SOAL PEMAHAMAN:
1/ Salinlah bagian bacaan tentang peran Muslimah mulai dari "Ayat ini mempertegas" sampai "akhlak seorang Muslimah." tanpa mengubah satu kata pun.
2/ Jawablah pertanyaan berikut berdasarkan bacaan tentang peran Muslimah.
(a) Menurut bacaan, dari apa arus modernisme sekuler kerap mengukur keberdayaan perempuan?
(b) Jika bukan persaingan peran, apa landasan kemitraan antara perempuan dan laki-laki?
(c) Sektor apa saja yang tercakup dalam lingkup perbaikan sosial?

TEKS BACAAN:
Wacana mengenai peran perempuan dalam pembangunan peradaban sering kali terjebak dalam dikotomi yang sempit dan tajam. Di satu sisi, ada pandangan konservatif yang mengurung pergerakan Muslimah hanya di balik dinding rumah tangga. Di sisi lain, arus modernisme sekuler kerap mengukur keberdayaan perempuan semata-mata dari keterlibatan fisik mereka di ranah publik dan capaian finansial. Pandangan yang terbelah ini tidak hanya mengerdilkan potensi besar Muslimah, tetapi juga mereduksi substansi ajaran Islam yang memandang perempuan sebagai pilar utama peradaban.

Islam sejak awal kedatangannya telah menempatkan perempuan pada derajat yang mulia serta membebankan tanggung jawab peradaban yang setara dengan laki-laki dalam bingkai kemitraan yang harmonis. Kemitraan ini bukan berlandaskan persaingan peran, melainkan pembagian kerja yang saling melengkapi demi mewujudkan tatanan sosial yang berkeadilan. Allah SWT menegaskan hubungan kemitraan strategis ini dalam Al-Qur'an:

Dalam Artikel

وَالْمُؤْمِنُونَ وَالْمُؤْمِنَاتُ بَعْضُهُمْ أَوْلِيَاءُ بَعْضٍ ۚ يَأْمُرُونَ بِالْمَعْرُوفِ وَيَنْهَوْنَ عَنِ الْمُنْكَرِ

Ayat ini mempertegas bahwa perempuan beriman memiliki kewajiban moral dan sosial yang sama untuk melakukan amar ma'ruf dan nahi munkar. Lingkup perbaikan sosial ini sangat luas, mencakup sektor pendidikan, ekonomi, politik, hingga kebudayaan, yang semuanya membutuhkan sentuhan intelektualitas dan kelembutan akhlak seorang Muslimah.

DATA:

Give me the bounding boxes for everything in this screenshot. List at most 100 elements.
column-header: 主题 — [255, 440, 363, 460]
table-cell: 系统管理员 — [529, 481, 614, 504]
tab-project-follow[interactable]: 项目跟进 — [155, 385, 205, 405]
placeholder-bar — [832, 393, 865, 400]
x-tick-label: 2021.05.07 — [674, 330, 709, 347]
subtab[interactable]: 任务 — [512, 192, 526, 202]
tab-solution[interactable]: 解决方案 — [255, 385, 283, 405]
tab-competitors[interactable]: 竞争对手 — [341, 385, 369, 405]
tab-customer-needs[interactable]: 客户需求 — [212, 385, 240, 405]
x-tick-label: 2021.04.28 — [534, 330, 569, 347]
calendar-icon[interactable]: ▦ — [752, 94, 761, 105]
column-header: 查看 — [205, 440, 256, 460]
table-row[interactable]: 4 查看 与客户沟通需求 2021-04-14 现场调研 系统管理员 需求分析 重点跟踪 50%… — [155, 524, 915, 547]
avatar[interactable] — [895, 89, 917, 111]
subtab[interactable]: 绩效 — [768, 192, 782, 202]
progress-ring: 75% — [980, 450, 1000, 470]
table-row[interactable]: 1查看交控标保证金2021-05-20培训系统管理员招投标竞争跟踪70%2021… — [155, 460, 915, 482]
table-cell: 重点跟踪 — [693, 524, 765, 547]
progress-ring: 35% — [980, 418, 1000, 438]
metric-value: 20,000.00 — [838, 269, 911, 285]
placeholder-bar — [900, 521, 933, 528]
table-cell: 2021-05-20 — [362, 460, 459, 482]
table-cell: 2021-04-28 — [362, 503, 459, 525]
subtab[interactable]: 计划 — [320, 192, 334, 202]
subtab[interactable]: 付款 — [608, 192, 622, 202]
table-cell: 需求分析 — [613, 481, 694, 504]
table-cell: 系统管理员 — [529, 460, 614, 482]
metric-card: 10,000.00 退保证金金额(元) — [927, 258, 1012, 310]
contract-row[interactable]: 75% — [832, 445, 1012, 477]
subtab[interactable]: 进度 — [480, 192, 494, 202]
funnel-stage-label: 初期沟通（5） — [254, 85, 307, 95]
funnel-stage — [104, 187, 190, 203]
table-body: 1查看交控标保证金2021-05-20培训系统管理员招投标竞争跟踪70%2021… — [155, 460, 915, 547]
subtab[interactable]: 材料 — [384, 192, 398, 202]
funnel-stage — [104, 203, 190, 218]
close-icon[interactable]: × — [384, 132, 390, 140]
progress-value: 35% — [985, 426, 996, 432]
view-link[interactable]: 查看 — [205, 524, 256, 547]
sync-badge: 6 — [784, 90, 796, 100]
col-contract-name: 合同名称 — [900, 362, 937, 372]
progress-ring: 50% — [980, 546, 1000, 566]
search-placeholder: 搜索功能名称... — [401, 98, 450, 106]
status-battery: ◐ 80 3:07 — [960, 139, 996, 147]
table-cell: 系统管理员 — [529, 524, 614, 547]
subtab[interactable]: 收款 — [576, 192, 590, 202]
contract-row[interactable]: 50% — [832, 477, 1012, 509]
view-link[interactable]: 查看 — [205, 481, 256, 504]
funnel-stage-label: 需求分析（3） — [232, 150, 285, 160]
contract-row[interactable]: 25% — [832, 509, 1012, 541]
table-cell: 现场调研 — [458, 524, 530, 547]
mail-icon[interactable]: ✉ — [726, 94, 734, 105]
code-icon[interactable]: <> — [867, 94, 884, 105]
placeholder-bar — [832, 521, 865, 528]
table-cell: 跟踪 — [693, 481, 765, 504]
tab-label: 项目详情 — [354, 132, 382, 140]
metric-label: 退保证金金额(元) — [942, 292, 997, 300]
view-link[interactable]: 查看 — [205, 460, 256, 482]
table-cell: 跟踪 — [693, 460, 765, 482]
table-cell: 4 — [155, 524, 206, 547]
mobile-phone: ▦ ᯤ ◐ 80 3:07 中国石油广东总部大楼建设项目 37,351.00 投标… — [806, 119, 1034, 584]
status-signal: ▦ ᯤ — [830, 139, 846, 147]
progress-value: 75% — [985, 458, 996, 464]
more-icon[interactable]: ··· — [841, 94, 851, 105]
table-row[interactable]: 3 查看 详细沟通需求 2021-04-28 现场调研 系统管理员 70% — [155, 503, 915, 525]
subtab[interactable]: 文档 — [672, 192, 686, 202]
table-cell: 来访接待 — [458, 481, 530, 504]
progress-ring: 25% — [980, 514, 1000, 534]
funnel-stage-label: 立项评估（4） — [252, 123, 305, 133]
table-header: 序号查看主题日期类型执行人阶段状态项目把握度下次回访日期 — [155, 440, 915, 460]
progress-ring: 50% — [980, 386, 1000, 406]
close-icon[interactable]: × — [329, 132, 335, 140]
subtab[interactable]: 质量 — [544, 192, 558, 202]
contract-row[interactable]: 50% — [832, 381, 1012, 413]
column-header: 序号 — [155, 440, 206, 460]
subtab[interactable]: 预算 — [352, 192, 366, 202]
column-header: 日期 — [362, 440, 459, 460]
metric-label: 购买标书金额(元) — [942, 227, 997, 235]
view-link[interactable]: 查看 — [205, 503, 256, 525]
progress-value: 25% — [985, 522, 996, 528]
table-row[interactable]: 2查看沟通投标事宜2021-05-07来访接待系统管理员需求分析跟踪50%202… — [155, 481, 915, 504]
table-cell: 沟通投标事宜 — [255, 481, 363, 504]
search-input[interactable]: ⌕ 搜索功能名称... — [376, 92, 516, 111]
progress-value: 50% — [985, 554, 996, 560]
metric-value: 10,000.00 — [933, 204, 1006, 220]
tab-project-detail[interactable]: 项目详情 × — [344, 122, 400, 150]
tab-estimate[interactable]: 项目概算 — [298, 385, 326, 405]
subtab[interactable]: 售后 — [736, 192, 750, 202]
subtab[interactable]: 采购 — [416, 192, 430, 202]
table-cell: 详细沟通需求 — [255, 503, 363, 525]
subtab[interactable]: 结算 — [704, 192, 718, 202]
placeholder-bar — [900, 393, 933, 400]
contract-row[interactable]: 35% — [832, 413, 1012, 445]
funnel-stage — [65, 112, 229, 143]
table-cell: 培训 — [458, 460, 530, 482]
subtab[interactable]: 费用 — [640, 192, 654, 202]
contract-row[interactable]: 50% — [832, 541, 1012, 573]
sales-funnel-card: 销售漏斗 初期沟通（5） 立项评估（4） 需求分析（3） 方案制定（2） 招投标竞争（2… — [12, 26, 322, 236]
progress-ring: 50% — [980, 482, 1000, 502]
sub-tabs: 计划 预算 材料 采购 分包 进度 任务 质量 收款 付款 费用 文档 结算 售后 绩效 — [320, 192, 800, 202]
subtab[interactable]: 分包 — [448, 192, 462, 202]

KUNCI JAWABAN:
1/
Ayat ini mempertegas bahwa perempuan beriman memiliki kewajiban moral dan sosial yang sama untuk melakukan amar ma'ruf dan nahi munkar. Lingkup perbaikan sosial ini sangat luas, mencakup sektor pendidikan, ekonomi, politik, hingga kebudayaan, yang semuanya membutuhkan sentuhan intelektualitas dan kelembutan akhlak seorang Muslimah.

2/
(a) Semata-mata dari keterlibatan fisik mereka di ranah publik dan capaian finansial.
(b) Pembagian kerja yang saling melengkapi demi mewujudkan tatanan sosial yang berkeadilan.
(c) Pendidikan, ekonomi, politik, hingga kebudayaan.